Scan the material below for the string "Enable", and copy every line where it shows up.

+ + + +

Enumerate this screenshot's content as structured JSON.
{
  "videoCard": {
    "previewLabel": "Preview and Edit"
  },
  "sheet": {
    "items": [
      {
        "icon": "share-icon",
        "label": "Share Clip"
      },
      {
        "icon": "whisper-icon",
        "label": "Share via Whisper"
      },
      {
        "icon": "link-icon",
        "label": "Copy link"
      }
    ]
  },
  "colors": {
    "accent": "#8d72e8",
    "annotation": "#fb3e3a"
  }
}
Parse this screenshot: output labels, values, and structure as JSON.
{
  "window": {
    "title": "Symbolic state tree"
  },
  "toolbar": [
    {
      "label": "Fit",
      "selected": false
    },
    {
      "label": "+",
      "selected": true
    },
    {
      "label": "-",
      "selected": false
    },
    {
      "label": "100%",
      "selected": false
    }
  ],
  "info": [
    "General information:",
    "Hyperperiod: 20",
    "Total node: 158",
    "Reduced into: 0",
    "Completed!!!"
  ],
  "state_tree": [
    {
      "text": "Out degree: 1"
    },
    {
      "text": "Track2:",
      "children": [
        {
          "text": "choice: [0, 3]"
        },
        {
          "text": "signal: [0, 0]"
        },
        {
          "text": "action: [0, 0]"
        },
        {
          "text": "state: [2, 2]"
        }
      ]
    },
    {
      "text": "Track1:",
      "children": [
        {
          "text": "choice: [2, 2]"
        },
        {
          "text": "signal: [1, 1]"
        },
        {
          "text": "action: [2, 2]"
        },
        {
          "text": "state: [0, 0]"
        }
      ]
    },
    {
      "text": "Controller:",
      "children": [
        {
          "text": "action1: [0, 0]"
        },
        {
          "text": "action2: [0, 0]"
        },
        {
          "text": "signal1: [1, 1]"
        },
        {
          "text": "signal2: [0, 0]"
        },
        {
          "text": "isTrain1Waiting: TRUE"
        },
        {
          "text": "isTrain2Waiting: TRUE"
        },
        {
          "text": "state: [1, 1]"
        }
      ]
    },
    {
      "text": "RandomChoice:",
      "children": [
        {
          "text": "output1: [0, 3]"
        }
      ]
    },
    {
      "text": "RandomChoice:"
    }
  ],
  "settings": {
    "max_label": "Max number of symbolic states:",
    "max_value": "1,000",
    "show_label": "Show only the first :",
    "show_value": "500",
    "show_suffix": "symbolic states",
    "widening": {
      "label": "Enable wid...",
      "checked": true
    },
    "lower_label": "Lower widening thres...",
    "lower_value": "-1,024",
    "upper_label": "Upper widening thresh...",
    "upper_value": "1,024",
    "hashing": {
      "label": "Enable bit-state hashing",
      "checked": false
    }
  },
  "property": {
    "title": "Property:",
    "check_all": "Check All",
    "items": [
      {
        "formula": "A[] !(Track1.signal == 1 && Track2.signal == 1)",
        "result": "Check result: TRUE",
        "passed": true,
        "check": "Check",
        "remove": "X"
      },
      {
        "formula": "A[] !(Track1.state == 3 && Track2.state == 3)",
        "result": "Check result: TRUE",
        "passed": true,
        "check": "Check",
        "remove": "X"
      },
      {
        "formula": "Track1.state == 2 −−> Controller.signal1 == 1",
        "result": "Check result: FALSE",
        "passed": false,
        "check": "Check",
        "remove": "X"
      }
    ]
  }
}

+ + + +

Response:
      "label": "Enable wid...",
      "label": "Enable bit-state hashing",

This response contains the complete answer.